課題 1 - 『密室の鍵貸します』の紹介文にある一文「水揚げされた烏賊は川を上って運ばれた。」を英語に翻訳してください。
課題 2 - 『密室の鍵貸します』の紹介文を、最後の一文に続けて書き継いでください。

読解文 -
------------------------------

2002年8月のミステリ

密室の鍵貸します

2002年 東川篤哉(ひがしがわとくや)作 光文社カッパ・ノベルス 263頁
あらすじ
烏賊川市大映画学科に籍を置く戸村流平は学食で手ひどく振られた。地元のちっぽけな映画製作会社に就職を決めたばっかりに彼女の暴言は「東京で一旗揚げるくらいの気概はないわけ?」から始まり果ては「アホ、スケベ、ヘタくそ」にまで及びもうメタメタ。いささか落ち込んでいる流平が「そうだ映画で慰められよう」ってんで選んだ映画が「殺戮の館」・・・。
感想
舞台となる町は、その昔烏賊(いか)がたくさん水揚げされた所だそうな。水揚げされた烏賊は川を上って運ばれた。でもって川の名前は烏賊川(いかがわ)とあいなった。したがって自然とその流域一帯は烏賊川町と呼ばれるようになる。近年、町は都心のベットタウン化して人口が増え市に格上げされることになった。そして町を二分する大論争の末「烏賊川市」が誕生した・・・・・。

ここでクダラナイつまらないばかばかしいインクが無駄紙がもったいないとか面白みが「ハテナ?」の人は早急に離脱される事をお薦めする。この「烏賊川市」の命名は本作品となんら関係なくただただ作者の楽しみだけで、、、「あほ・・・・」と口の端で笑って頁をくれる人は楽しめると思う。脱力系の説得力ある動機も快く許せるはず。

------------------------------

要素ボックス注釈
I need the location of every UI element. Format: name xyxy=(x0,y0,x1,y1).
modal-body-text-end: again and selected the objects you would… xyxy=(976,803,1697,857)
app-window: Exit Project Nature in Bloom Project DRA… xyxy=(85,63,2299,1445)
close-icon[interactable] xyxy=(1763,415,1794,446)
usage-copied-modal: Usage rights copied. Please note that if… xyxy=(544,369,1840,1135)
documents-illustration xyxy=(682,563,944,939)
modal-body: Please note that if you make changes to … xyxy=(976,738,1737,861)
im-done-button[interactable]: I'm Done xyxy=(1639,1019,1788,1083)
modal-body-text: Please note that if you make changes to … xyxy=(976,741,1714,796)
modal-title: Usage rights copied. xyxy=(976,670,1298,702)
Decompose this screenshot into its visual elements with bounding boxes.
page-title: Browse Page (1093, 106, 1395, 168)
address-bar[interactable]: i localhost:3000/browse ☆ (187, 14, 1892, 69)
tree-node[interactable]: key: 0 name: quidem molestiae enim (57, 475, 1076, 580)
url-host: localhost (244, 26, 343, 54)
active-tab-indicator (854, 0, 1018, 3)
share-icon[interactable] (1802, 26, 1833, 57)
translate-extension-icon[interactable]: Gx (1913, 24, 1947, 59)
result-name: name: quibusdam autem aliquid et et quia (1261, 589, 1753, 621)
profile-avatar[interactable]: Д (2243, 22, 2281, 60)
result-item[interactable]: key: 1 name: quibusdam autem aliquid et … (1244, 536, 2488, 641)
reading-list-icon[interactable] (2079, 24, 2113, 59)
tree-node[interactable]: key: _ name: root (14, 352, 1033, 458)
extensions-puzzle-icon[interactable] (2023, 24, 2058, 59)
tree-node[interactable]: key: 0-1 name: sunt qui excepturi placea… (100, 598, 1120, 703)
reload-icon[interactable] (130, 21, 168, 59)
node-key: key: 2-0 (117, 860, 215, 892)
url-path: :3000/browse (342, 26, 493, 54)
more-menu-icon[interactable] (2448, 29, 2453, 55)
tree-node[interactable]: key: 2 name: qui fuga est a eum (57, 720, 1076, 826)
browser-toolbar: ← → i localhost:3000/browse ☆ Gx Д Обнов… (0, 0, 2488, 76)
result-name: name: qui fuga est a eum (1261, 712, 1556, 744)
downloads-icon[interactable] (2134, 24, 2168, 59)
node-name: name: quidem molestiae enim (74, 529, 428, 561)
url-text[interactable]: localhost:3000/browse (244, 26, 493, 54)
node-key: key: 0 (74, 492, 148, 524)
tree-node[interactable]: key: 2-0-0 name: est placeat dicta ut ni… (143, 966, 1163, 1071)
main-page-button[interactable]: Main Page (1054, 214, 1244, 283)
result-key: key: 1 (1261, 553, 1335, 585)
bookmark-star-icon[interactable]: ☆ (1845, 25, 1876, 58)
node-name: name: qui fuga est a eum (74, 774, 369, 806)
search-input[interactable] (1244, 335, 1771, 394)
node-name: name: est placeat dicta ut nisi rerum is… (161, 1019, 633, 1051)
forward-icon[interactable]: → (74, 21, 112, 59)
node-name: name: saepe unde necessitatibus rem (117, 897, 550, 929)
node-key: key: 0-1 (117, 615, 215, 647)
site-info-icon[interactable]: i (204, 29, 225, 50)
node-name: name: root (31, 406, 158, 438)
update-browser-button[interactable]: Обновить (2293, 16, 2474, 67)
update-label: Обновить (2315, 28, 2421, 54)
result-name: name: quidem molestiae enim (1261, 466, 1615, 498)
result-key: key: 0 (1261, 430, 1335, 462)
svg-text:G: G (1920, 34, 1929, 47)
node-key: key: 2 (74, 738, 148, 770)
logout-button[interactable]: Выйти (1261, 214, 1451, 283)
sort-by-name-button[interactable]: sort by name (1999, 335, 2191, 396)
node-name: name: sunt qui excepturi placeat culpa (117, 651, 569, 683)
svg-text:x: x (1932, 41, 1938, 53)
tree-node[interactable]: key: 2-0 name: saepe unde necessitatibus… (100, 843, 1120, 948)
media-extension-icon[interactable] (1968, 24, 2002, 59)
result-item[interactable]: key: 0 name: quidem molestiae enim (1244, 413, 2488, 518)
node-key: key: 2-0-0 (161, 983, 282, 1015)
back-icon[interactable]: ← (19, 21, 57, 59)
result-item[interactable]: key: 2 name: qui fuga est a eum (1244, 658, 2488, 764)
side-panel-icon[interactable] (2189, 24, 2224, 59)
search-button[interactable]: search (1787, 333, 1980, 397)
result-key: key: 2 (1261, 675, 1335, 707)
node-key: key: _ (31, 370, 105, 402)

------------------------------

解答 1 - The squid that were landed were carried up the river.

解答 2 -
被害者、容疑者、真犯人、迷探偵が登場する本作品にはもちろん刑事コンビも登場する。ユーモアミステリでは刑事コンビとなるとオヤジ警部とモヤシかカイワレかってな若い刑事の組み合わせになるのがお約束。「名探偵コナン」でもオヤジ警部の目暮(メグレ)と高木刑事(この人は声優さんの高木渉と同じ名前。元太の声もしている)の組み合わせだ。ところが本作の砂川警部は正真正銘れっきとしたオヤジであるが、相棒の志木刑事は昔結構ワルしてたんですに設定されている。異色だ変わってんなと思っていたらそれには理由があったわけ。作者はとても頭がいい人なんじゃと思ったほんの一瞬。(そこ「たんなるご都合主義なんと違う?」とか言わない)。

頭いいなと思ったもうひとつの理由は、作家には映画マニアが多いせいか「こんな映画知っているか? これはどうだ?」と鼻息荒くビデオ化されていない作品ばかりを選んで小説に書き、悔しさに読者を身もだえさす嫌味なやから方が多いがこの作者はそういう喧嘩売るような事はしない。「密室の鍵貸します(ビリー・ワイルダー監督作品「アパートの鍵貸します」から来ているのは言わずもがな)」という題名からもその素直さがよくわかる。そこんとこ物足らないとも言えるし、好感度がUPしているのも事実。(そこ「作者は映画マニアやないんと違う?」とか言わない)。
言い忘れてますが所謂本格ミステリです。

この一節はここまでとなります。